## [GIVEN PASSAGE]
----------------

Mechanism insights into tannic acid binding to ultrasound-pretreated myofibrillar protein and effect on its dynamic interfacial properties

Abstract

This study investigated the interaction between tannic acid (TA) and Ultrasound-pretreated Myofibrillar Protein (UMP), focusing on the molecular-level structural changes and interfacial behavior of UMP. Fluorescence spectroscopy revealed that the interaction was characterized by static quenching, with approximately 1.05 binding sites. Molecular docking simulation indicated that the main force between UMP and TA was hydrogen bonds, accompanied by hydrophobic and electrostatic interactions. Molecular dynamics analysis represented that after binding with TA, the protein conformation became more stable. Interface behavior studies demonstrated that after binding with TA, the interfacial tension of UMP decreased by 8.79%, while the oil-water interfacial diffusion rate and the adsorbed protein amount of UMP increased by 37.5 % and 31.81%, respectively. Emulsion performance analysis indicated that compared with UMP, the emulsion storage stability of UMP/TA complexes increased by 89.90%, while the lipid oxidation degree decreased by 51.55%, respectively. This study elucidated how natural polyphenols modify the structure and properties of myofibrillar Protein through non-covalent interactions on the molecular level and offered a reference path for enhancing the utilization value of marine proteins.

----------------

## [EXERCISE GOAL]
Quote the entire text on tannic acid binding to ultrasound-pretreated myofibrillar protein word for word.

[Structured page parsing data]
----------------

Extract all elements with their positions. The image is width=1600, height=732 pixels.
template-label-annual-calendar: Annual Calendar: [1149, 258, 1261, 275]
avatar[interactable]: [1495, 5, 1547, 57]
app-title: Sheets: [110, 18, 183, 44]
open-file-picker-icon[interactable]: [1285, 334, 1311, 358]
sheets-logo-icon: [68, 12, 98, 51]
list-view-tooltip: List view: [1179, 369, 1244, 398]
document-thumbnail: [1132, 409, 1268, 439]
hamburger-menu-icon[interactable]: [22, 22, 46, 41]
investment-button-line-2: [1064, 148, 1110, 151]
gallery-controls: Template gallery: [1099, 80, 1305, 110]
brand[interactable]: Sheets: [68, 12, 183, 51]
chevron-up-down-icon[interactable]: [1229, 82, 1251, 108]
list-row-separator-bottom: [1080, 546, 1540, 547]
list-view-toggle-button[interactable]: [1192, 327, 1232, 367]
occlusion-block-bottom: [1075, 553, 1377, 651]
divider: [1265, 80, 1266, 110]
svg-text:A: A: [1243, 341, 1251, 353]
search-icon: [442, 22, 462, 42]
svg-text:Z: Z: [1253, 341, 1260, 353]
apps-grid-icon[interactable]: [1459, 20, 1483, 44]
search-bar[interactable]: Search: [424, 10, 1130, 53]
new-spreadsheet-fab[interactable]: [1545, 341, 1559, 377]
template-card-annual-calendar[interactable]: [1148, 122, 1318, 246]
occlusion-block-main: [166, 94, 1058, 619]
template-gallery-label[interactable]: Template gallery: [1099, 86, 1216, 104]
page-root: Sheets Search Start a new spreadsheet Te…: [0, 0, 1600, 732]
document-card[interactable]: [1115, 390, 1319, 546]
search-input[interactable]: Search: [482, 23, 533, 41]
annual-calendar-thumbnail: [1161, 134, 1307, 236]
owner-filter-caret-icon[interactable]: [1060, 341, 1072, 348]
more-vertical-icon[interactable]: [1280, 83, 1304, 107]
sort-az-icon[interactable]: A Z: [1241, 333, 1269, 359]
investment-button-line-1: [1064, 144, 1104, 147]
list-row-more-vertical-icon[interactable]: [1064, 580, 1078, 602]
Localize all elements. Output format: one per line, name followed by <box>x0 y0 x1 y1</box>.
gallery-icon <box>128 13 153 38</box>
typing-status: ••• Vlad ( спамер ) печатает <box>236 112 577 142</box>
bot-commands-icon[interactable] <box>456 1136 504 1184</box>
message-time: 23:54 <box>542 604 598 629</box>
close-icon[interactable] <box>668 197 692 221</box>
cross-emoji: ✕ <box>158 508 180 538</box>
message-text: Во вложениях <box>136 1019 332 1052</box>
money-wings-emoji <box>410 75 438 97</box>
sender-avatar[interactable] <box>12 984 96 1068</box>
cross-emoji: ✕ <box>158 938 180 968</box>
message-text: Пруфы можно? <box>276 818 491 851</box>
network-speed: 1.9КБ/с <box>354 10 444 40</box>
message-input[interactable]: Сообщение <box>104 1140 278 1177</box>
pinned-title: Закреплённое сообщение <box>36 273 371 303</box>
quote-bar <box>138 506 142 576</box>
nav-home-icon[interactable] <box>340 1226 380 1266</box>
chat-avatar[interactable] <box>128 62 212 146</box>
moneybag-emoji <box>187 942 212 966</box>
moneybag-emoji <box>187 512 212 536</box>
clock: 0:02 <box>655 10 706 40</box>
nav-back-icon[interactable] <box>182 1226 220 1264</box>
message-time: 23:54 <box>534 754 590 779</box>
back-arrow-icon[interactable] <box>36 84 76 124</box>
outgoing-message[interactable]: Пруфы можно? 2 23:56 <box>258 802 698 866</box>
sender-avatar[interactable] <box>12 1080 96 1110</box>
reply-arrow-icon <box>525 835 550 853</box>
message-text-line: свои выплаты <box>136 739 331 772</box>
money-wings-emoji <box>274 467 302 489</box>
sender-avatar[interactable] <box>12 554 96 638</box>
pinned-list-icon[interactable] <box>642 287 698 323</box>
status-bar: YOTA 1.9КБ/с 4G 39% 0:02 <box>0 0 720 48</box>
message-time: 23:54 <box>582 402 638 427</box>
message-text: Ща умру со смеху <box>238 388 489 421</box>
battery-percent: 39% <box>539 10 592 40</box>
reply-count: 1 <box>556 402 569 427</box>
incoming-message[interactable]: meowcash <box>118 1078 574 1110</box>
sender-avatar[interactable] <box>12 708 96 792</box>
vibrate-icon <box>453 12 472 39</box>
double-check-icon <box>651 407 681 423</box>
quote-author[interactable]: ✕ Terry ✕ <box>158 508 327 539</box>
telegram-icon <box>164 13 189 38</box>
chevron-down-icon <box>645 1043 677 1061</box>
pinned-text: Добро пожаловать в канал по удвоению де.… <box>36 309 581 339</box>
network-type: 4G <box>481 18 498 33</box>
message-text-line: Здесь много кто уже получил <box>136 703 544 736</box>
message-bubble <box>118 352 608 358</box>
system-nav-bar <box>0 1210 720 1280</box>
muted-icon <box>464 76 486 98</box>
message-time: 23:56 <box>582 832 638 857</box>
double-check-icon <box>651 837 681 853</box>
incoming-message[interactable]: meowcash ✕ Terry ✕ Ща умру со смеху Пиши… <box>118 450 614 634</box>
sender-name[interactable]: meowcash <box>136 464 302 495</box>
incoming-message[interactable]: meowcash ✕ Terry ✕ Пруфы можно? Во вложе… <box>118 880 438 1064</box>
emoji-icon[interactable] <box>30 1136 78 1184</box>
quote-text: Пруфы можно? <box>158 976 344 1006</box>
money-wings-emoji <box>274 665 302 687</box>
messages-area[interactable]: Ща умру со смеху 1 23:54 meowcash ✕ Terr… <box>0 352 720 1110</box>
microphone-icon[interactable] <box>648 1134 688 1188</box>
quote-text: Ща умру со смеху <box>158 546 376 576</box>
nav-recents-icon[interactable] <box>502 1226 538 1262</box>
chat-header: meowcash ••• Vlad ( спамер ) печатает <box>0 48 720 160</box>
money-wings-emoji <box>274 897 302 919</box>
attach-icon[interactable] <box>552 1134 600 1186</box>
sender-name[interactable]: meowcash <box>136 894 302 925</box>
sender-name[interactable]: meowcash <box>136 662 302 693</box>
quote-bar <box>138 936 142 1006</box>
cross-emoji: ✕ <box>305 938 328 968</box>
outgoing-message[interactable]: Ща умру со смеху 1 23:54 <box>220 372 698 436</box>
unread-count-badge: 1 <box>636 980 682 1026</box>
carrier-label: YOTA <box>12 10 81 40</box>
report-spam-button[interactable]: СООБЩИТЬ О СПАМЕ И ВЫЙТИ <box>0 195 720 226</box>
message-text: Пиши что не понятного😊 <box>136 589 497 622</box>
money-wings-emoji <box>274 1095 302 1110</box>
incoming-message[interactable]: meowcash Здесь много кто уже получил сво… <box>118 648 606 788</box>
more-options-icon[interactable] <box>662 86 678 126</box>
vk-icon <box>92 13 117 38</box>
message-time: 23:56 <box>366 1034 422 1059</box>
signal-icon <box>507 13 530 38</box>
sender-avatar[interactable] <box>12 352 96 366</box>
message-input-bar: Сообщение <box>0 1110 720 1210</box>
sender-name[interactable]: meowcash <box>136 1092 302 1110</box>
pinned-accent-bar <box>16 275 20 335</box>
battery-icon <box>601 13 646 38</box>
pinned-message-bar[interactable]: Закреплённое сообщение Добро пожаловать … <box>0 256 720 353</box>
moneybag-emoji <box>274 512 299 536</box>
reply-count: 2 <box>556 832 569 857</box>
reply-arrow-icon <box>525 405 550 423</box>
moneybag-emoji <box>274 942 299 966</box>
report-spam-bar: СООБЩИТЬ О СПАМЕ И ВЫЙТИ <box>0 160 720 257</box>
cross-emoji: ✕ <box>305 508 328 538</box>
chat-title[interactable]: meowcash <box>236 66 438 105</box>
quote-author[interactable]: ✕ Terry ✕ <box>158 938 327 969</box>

----------------

## [WRITTEN ANSWER]
Mechanism insights into tannic acid binding to ultrasound-pretreated myofibrillar protein and effect on its dynamic interfacial properties

Abstract

This study investigated the interaction between tannic acid (TA) and Ultrasound-pretreated Myofibrillar Protein (UMP), focusing on the molecular-level structural changes and interfacial behavior of UMP. Fluorescence spectroscopy revealed that the interaction was characterized by static quenching, with approximately 1.05 binding sites. Molecular docking simulation indicated that the main force between UMP and TA was hydrogen bonds, accompanied by hydrophobic and electrostatic interactions. Molecular dynamics analysis represented that after binding with TA, the protein conformation became more stable. Interface behavior studies demonstrated that after binding with TA, the interfacial tension of UMP decreased by 8.79%, while the oil-water interfacial diffusion rate and the adsorbed protein amount of UMP increased by 37.5 % and 31.81%, respectively. Emulsion performance analysis indicated that compared with UMP, the emulsion storage stability of UMP/TA complexes increased by 89.90%, while the lipid oxidation degree decreased by 51.55%, respectively. This study elucidated how natural polyphenols modify the structure and properties of myofibrillar Protein through non-covalent interactions on the molecular level and offered a reference path for enhancing the utilization value of marine proteins.